Start of RECORDS TO USE
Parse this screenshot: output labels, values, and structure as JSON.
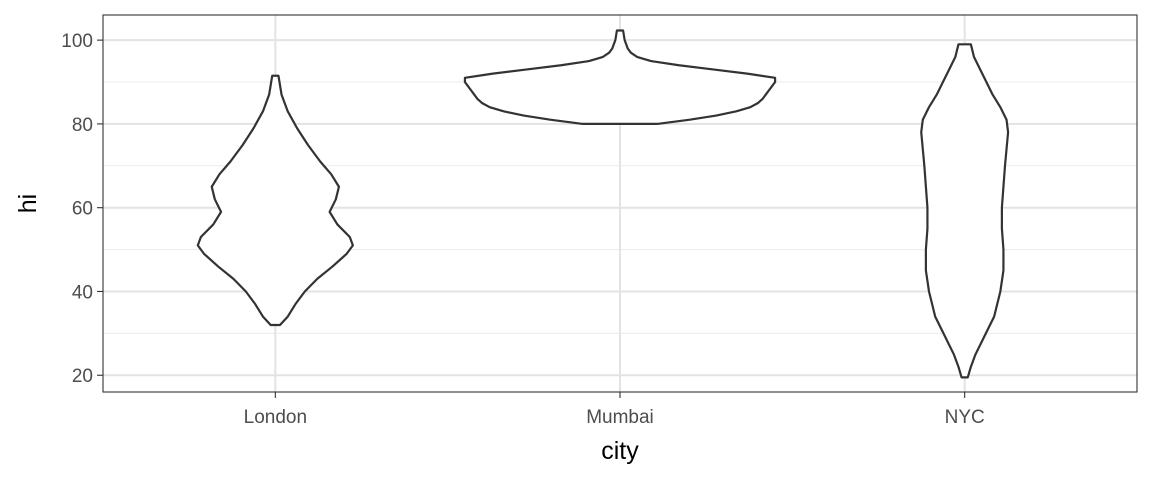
{
  "chart_data": {
    "type": "violin",
    "xlabel": "city",
    "ylabel": "hi",
    "categories": [
      "London",
      "Mumbai",
      "NYC"
    ],
    "ylim": [
      16,
      106
    ],
    "yticks": [
      20,
      40,
      60,
      80,
      100
    ],
    "grid": true,
    "theme": "bw",
    "series": [
      {
        "category": "London",
        "range": [
          32,
          91.5
        ],
        "density_profile": [
          [
            32,
            0.03
          ],
          [
            34,
            0.08
          ],
          [
            37,
            0.13
          ],
          [
            40,
            0.19
          ],
          [
            43,
            0.27
          ],
          [
            46,
            0.37
          ],
          [
            49,
            0.46
          ],
          [
            51,
            0.5
          ],
          [
            53,
            0.48
          ],
          [
            56,
            0.4
          ],
          [
            59,
            0.35
          ],
          [
            62,
            0.39
          ],
          [
            65,
            0.41
          ],
          [
            68,
            0.36
          ],
          [
            71,
            0.29
          ],
          [
            75,
            0.21
          ],
          [
            79,
            0.14
          ],
          [
            83,
            0.08
          ],
          [
            87,
            0.04
          ],
          [
            91.5,
            0.02
          ]
        ]
      },
      {
        "category": "Mumbai",
        "range": [
          80,
          102.3
        ],
        "density_profile": [
          [
            80,
            0.24
          ],
          [
            81,
            0.45
          ],
          [
            82,
            0.62
          ],
          [
            83,
            0.75
          ],
          [
            84,
            0.84
          ],
          [
            85,
            0.89
          ],
          [
            86,
            0.92
          ],
          [
            87,
            0.94
          ],
          [
            88,
            0.96
          ],
          [
            89,
            0.98
          ],
          [
            90,
            1.0
          ],
          [
            91,
            1.0
          ],
          [
            92,
            0.82
          ],
          [
            93,
            0.6
          ],
          [
            94,
            0.38
          ],
          [
            95,
            0.2
          ],
          [
            96,
            0.11
          ],
          [
            97,
            0.07
          ],
          [
            98,
            0.05
          ],
          [
            100,
            0.03
          ],
          [
            102.3,
            0.02
          ]
        ]
      },
      {
        "category": "NYC",
        "range": [
          19.5,
          99
        ],
        "density_profile": [
          [
            19.5,
            0.02
          ],
          [
            22,
            0.04
          ],
          [
            25,
            0.07
          ],
          [
            28,
            0.11
          ],
          [
            31,
            0.15
          ],
          [
            34,
            0.19
          ],
          [
            37,
            0.21
          ],
          [
            40,
            0.23
          ],
          [
            45,
            0.25
          ],
          [
            50,
            0.25
          ],
          [
            55,
            0.24
          ],
          [
            60,
            0.24
          ],
          [
            65,
            0.25
          ],
          [
            70,
            0.26
          ],
          [
            74,
            0.27
          ],
          [
            78,
            0.28
          ],
          [
            81,
            0.27
          ],
          [
            84,
            0.23
          ],
          [
            87,
            0.18
          ],
          [
            90,
            0.14
          ],
          [
            93,
            0.1
          ],
          [
            96,
            0.06
          ],
          [
            99,
            0.04
          ]
        ]
      }
    ]
  }
}
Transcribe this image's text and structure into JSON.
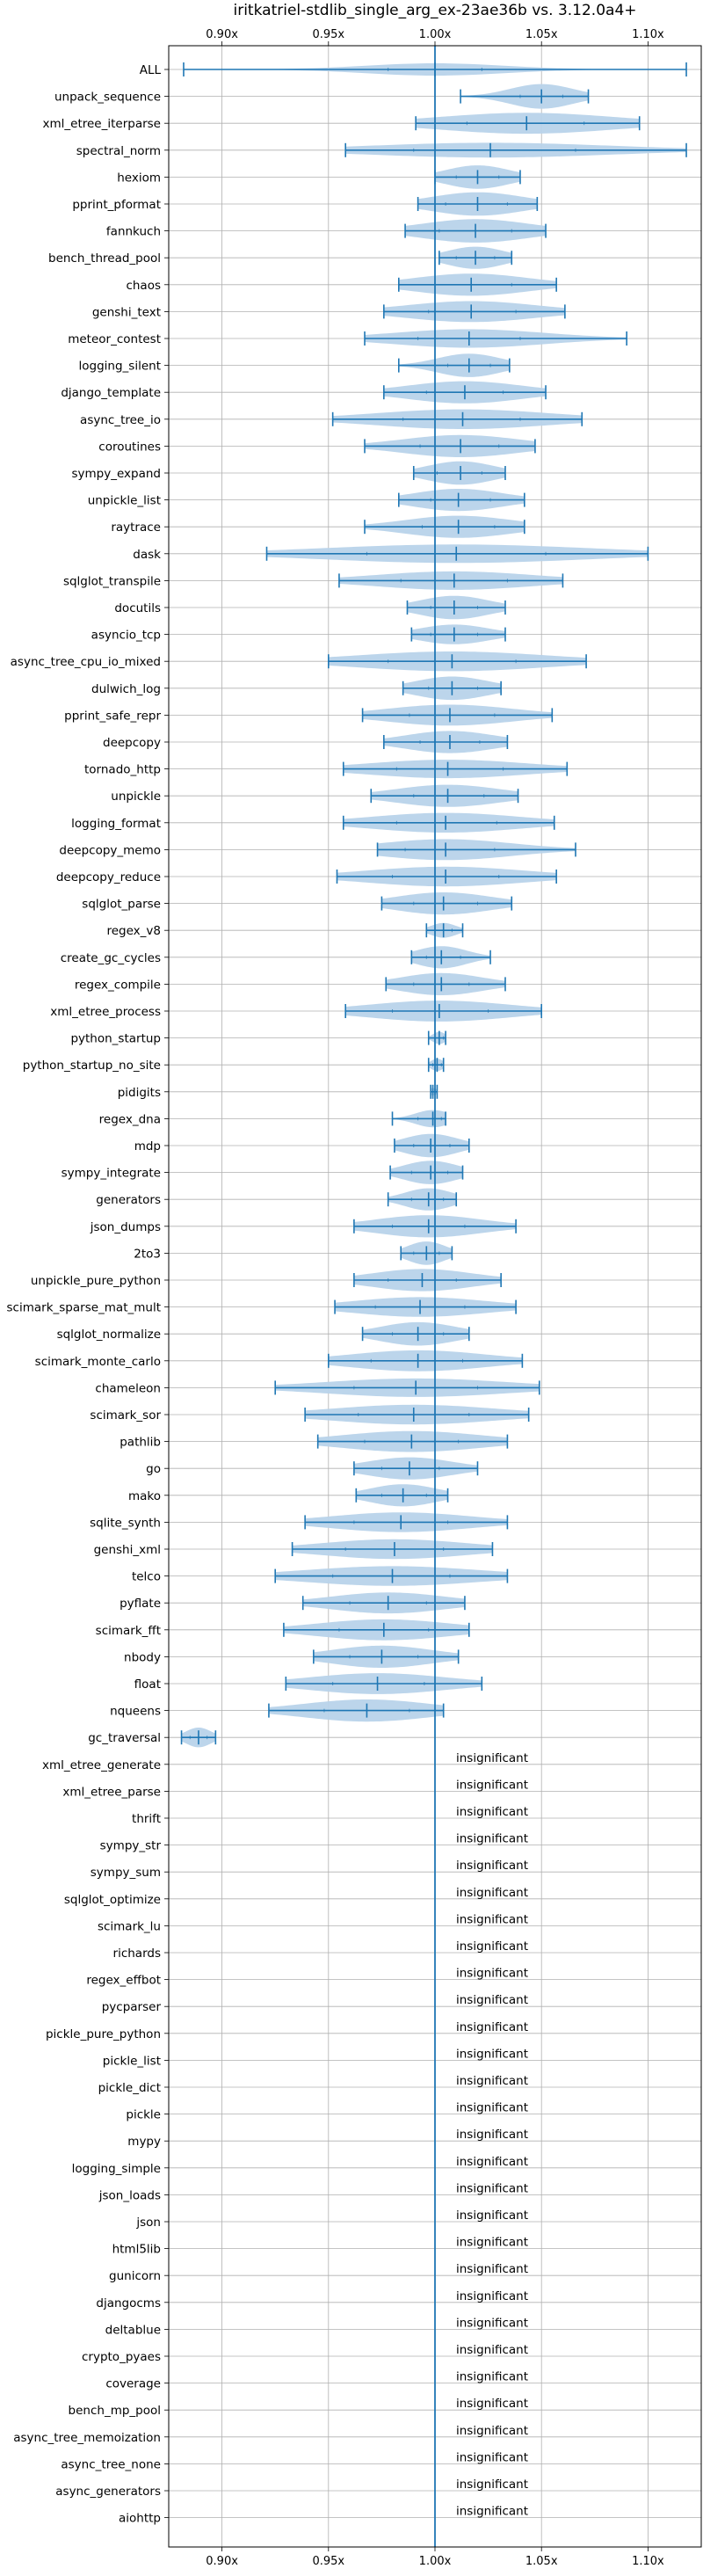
End of RECORDS TO USE
TASK DESCRIPTION:
Copy each line above precisely, dropping the pictures.

SOLUTION BELOW:
Parse this screenshot: output labels, values, and structure as JSON.
{
  "chart_data": {
    "type": "violin",
    "xlabel": "city",
    "ylabel": "hi",
    "categories": [
      "London",
      "Mumbai",
      "NYC"
    ],
    "ylim": [
      16,
      106
    ],
    "yticks": [
      20,
      40,
      60,
      80,
      100
    ],
    "grid": true,
    "theme": "bw",
    "series": [
      {
        "category": "London",
        "range": [
          32,
          91.5
        ],
        "density_profile": [
          [
            32,
            0.03
          ],
          [
            34,
            0.08
          ],
          [
            37,
            0.13
          ],
          [
            40,
            0.19
          ],
          [
            43,
            0.27
          ],
          [
            46,
            0.37
          ],
          [
            49,
            0.46
          ],
          [
            51,
            0.5
          ],
          [
            53,
            0.48
          ],
          [
            56,
            0.4
          ],
          [
            59,
            0.35
          ],
          [
            62,
            0.39
          ],
          [
            65,
            0.41
          ],
          [
            68,
            0.36
          ],
          [
            71,
            0.29
          ],
          [
            75,
            0.21
          ],
          [
            79,
            0.14
          ],
          [
            83,
            0.08
          ],
          [
            87,
            0.04
          ],
          [
            91.5,
            0.02
          ]
        ]
      },
      {
        "category": "Mumbai",
        "range": [
          80,
          102.3
        ],
        "density_profile": [
          [
            80,
            0.24
          ],
          [
            81,
            0.45
          ],
          [
            82,
            0.62
          ],
          [
            83,
            0.75
          ],
          [
            84,
            0.84
          ],
          [
            85,
            0.89
          ],
          [
            86,
            0.92
          ],
          [
            87,
            0.94
          ],
          [
            88,
            0.96
          ],
          [
            89,
            0.98
          ],
          [
            90,
            1.0
          ],
          [
            91,
            1.0
          ],
          [
            92,
            0.82
          ],
          [
            93,
            0.6
          ],
          [
            94,
            0.38
          ],
          [
            95,
            0.2
          ],
          [
            96,
            0.11
          ],
          [
            97,
            0.07
          ],
          [
            98,
            0.05
          ],
          [
            100,
            0.03
          ],
          [
            102.3,
            0.02
          ]
        ]
      },
      {
        "category": "NYC",
        "range": [
          19.5,
          99
        ],
        "density_profile": [
          [
            19.5,
            0.02
          ],
          [
            22,
            0.04
          ],
          [
            25,
            0.07
          ],
          [
            28,
            0.11
          ],
          [
            31,
            0.15
          ],
          [
            34,
            0.19
          ],
          [
            37,
            0.21
          ],
          [
            40,
            0.23
          ],
          [
            45,
            0.25
          ],
          [
            50,
            0.25
          ],
          [
            55,
            0.24
          ],
          [
            60,
            0.24
          ],
          [
            65,
            0.25
          ],
          [
            70,
            0.26
          ],
          [
            74,
            0.27
          ],
          [
            78,
            0.28
          ],
          [
            81,
            0.27
          ],
          [
            84,
            0.23
          ],
          [
            87,
            0.18
          ],
          [
            90,
            0.14
          ],
          [
            93,
            0.1
          ],
          [
            96,
            0.06
          ],
          [
            99,
            0.04
          ]
        ]
      }
    ]
  }
}
Transcribe this image's text and structure into JSON.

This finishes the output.